# Exercise:
Report, as a bare number, how many lines of the material below contain the word "Mini".

# Record list:
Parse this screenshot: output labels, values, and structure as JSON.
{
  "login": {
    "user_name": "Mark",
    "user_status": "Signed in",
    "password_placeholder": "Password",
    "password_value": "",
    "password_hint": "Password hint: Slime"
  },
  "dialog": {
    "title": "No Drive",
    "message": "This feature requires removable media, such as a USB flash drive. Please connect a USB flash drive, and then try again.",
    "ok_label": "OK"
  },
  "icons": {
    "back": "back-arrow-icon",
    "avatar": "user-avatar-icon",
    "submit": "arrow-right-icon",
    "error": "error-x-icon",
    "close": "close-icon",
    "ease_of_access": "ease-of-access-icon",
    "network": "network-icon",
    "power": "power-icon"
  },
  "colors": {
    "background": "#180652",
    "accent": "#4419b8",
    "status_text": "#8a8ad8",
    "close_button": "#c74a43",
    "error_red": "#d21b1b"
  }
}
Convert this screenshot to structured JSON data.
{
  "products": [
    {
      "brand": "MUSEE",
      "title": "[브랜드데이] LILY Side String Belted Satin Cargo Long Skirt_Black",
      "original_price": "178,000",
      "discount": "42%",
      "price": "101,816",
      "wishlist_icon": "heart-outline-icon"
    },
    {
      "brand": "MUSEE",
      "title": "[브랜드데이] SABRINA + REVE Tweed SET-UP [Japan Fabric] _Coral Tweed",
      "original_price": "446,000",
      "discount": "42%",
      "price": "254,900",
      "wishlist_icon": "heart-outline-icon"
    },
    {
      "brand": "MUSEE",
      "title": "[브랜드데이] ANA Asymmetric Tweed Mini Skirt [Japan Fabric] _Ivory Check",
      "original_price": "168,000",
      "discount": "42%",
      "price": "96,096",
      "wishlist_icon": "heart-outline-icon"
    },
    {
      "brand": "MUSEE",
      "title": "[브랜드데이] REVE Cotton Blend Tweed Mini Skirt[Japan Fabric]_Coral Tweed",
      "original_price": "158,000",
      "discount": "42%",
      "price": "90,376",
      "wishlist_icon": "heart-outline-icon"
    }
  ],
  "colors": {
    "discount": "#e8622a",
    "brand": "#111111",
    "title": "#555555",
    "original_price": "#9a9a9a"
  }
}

# Correct answer:
2